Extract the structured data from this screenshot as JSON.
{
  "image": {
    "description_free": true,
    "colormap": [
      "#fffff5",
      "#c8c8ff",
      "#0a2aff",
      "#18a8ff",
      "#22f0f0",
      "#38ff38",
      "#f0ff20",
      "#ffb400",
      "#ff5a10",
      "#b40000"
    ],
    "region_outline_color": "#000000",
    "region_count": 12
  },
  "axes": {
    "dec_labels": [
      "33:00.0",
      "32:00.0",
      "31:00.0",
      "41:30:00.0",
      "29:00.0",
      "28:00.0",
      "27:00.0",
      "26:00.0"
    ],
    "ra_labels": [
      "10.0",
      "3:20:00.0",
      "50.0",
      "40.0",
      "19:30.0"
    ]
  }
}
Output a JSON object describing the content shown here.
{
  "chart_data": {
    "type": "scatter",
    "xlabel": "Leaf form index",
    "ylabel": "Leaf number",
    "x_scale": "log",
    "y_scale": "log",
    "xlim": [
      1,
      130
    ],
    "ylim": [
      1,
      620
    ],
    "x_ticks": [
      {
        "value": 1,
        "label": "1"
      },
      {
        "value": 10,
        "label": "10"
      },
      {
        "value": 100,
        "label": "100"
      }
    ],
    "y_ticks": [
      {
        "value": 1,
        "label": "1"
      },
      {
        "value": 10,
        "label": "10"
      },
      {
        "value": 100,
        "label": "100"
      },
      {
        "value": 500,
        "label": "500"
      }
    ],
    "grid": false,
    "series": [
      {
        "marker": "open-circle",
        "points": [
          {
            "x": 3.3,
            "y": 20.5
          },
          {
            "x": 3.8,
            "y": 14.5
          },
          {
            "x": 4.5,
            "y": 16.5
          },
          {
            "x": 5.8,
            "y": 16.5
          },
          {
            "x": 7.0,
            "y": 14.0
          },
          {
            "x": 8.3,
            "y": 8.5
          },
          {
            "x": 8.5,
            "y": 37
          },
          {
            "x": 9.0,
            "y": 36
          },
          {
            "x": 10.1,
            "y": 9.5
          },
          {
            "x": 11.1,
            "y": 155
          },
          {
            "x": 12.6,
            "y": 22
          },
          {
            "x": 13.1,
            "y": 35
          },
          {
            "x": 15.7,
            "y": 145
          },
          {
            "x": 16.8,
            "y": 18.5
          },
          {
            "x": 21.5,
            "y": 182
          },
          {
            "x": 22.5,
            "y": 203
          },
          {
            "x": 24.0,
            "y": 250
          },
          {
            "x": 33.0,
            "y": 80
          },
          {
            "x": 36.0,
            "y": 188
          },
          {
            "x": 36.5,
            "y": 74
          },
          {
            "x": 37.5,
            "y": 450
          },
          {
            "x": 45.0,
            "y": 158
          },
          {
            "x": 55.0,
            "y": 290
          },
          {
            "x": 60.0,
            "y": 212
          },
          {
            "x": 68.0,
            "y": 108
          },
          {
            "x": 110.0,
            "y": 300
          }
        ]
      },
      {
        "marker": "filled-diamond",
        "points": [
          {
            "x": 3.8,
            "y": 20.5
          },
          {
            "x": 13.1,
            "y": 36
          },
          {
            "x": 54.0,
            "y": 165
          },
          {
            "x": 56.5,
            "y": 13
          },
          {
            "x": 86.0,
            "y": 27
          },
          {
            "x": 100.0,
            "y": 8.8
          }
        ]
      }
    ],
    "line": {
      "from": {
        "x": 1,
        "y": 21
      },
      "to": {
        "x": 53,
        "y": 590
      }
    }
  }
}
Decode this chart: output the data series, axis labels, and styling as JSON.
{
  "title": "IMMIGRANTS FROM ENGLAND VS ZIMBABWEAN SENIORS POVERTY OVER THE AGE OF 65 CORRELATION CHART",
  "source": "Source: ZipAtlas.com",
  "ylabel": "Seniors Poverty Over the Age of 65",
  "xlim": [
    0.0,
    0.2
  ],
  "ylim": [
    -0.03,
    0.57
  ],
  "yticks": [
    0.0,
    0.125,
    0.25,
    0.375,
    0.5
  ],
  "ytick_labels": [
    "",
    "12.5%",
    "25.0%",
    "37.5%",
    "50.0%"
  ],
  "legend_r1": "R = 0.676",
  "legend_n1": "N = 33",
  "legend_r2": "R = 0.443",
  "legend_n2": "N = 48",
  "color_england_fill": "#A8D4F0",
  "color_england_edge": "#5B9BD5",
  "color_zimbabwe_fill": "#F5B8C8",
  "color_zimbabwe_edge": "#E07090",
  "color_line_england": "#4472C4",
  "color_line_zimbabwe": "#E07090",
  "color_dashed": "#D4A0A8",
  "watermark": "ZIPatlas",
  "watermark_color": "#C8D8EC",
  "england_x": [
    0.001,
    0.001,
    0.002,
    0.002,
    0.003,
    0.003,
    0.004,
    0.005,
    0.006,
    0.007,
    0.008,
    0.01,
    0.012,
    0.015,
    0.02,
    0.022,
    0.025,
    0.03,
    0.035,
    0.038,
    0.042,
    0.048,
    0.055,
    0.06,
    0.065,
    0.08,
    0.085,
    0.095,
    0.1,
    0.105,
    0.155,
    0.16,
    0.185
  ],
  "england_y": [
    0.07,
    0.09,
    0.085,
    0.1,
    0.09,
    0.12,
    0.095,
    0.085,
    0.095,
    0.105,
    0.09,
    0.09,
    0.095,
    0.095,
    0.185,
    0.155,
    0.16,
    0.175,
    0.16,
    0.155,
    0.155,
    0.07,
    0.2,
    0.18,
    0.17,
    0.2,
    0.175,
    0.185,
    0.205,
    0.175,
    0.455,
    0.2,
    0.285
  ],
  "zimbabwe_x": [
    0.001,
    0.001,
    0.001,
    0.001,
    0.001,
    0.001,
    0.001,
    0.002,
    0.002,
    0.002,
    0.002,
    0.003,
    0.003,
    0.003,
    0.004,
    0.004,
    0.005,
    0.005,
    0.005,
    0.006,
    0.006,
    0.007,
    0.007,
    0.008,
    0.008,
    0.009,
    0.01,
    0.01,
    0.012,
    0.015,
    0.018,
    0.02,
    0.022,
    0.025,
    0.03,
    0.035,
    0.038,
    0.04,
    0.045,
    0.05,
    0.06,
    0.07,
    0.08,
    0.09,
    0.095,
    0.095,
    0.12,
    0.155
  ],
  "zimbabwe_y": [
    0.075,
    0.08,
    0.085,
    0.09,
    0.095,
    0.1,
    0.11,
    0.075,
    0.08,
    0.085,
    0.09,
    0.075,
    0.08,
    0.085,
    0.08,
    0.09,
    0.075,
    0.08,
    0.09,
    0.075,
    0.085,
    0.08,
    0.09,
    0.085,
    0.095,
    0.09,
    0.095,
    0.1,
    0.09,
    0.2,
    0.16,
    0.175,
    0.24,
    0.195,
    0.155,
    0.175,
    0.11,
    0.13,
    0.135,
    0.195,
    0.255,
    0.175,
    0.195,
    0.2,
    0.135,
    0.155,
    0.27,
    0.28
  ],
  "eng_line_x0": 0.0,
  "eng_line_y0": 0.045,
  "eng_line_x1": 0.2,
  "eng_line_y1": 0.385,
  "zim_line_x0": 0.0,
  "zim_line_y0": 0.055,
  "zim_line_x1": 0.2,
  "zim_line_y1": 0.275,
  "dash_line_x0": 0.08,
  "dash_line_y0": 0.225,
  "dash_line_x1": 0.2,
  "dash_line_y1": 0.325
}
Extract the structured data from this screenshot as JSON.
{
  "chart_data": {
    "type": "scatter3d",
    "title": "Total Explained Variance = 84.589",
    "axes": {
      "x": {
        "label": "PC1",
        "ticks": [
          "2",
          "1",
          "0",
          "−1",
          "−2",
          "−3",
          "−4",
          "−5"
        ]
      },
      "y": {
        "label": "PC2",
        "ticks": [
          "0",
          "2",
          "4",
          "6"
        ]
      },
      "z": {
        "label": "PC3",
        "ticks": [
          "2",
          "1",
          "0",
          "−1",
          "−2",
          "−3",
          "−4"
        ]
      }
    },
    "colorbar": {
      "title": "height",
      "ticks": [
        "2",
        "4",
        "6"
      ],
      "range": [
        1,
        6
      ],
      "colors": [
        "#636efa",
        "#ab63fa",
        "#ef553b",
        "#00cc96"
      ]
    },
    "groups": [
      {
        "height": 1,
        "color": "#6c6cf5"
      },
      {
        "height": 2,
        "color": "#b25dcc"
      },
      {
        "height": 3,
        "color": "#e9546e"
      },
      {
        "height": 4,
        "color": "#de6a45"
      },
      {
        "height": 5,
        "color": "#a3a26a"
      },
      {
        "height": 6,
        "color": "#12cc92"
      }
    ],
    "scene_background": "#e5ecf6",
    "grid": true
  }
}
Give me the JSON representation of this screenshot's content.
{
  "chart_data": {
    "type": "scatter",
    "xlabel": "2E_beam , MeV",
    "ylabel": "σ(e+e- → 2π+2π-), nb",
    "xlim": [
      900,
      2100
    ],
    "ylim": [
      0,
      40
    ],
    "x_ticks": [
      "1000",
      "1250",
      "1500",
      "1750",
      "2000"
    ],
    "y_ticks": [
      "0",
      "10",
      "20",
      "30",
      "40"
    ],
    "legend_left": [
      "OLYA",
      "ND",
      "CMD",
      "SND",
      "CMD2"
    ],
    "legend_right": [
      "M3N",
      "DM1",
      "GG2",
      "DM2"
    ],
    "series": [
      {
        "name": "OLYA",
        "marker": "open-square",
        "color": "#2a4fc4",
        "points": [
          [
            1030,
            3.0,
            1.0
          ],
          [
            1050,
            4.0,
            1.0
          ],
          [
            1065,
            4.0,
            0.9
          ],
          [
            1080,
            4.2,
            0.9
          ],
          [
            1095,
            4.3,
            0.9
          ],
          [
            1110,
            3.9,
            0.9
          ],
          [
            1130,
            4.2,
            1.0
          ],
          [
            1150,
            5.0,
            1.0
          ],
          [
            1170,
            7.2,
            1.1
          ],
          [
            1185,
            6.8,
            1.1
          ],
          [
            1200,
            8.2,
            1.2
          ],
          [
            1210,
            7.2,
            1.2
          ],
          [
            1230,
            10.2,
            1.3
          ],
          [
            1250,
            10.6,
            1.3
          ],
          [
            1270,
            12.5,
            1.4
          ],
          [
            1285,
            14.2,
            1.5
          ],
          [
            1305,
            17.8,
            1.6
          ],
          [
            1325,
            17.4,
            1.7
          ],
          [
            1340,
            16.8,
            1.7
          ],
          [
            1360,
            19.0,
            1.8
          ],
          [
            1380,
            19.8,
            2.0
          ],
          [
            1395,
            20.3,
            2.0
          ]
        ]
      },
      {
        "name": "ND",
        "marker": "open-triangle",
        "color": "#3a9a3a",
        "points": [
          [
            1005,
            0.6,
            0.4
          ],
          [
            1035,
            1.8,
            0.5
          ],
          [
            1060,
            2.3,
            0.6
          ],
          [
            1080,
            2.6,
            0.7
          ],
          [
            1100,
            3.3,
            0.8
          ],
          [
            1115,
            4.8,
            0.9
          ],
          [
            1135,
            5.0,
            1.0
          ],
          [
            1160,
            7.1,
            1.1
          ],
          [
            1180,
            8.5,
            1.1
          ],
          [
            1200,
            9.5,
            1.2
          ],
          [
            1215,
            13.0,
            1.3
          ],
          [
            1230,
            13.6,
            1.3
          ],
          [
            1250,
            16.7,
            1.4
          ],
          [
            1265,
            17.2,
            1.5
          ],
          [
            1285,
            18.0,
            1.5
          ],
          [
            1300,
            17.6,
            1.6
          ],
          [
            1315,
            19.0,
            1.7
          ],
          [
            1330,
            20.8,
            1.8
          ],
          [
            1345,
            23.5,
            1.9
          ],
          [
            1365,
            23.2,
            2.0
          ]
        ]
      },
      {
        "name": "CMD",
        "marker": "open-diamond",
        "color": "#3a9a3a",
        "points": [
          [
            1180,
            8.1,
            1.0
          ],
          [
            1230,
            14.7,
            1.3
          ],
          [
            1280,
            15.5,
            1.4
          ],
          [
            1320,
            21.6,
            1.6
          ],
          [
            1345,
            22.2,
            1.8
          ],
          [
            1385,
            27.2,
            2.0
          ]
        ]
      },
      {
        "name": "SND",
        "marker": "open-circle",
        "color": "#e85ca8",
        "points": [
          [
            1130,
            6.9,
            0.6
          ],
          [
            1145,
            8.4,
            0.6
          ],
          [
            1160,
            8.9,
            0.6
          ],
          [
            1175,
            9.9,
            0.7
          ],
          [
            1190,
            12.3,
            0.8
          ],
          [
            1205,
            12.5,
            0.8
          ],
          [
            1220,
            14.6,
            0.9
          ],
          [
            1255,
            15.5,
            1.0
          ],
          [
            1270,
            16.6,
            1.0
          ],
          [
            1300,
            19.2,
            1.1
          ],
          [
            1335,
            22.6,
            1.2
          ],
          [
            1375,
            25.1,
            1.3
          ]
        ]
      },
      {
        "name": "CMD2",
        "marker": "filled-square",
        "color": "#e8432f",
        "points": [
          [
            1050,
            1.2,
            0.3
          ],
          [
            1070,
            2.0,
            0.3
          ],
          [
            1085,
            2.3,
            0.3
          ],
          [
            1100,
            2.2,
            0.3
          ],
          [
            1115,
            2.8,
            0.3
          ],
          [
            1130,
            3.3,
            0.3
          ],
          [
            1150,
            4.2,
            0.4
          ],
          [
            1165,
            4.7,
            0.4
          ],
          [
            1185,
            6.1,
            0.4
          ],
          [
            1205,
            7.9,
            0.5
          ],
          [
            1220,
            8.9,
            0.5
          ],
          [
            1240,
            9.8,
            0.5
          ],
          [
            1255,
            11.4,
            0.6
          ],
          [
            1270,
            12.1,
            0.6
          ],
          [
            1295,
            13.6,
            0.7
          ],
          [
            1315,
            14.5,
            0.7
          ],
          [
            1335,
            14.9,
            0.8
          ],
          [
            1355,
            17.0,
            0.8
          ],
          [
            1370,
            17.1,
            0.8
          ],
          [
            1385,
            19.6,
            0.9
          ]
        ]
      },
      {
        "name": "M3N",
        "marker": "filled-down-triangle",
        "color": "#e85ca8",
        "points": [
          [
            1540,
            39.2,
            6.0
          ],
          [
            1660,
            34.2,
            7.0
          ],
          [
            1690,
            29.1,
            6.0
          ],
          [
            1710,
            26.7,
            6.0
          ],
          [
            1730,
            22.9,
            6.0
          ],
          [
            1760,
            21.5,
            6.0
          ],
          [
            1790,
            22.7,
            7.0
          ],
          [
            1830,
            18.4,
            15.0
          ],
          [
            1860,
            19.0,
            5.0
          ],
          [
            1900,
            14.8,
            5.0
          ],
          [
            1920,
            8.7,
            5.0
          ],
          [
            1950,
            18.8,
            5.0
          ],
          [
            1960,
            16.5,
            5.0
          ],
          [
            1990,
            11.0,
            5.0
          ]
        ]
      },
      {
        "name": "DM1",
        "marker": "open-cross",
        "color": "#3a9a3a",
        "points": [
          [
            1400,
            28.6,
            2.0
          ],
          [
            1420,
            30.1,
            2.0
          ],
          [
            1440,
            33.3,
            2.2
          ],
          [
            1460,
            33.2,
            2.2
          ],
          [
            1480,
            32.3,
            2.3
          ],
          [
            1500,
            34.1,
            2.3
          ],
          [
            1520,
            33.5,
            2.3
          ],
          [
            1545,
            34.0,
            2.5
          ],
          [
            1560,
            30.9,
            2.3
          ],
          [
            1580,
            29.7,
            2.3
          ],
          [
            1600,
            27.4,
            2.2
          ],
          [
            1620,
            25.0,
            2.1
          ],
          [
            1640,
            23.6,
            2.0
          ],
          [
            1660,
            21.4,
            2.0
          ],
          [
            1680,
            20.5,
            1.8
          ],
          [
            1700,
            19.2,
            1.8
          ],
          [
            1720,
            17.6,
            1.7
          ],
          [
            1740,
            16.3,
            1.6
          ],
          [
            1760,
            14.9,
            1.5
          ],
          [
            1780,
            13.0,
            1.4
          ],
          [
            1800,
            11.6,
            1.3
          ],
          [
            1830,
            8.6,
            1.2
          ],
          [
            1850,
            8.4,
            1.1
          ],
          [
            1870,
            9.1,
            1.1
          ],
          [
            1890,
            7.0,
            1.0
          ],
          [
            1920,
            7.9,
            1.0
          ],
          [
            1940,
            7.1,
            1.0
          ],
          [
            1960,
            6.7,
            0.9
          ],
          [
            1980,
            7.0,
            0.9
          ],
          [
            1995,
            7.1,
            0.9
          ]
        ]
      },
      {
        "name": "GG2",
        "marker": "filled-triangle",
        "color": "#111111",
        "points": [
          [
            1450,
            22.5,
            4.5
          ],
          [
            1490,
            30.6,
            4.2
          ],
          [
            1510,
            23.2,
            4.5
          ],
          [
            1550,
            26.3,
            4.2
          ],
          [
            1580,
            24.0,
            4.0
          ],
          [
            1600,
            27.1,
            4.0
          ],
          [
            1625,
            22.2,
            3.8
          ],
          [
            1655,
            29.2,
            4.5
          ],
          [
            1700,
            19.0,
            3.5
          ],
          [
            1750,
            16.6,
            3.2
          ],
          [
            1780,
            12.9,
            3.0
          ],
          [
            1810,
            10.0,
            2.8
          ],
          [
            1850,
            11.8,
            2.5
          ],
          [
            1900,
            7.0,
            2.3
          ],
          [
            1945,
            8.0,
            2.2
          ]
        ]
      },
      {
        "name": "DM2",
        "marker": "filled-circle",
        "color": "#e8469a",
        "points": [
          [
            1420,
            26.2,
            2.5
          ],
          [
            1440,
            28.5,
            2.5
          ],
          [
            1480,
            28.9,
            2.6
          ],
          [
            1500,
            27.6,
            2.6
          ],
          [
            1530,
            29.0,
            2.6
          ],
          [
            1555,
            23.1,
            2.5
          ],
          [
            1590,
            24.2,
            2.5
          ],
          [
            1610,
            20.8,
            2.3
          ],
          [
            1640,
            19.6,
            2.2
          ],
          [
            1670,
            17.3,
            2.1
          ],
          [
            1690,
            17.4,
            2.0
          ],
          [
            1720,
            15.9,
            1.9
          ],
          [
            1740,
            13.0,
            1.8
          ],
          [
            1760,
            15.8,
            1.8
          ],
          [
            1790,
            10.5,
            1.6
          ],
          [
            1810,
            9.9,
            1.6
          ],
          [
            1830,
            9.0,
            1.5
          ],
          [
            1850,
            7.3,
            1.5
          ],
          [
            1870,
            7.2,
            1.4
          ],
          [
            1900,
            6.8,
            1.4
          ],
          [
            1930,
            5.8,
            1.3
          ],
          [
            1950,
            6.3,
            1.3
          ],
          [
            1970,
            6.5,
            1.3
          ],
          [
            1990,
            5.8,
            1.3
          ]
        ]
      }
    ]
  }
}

## SET PROBLEM
From the data above, work out how many lines hold "name". Answer with the number alone.

## OUTPUT FOR THIS EXERCISE
9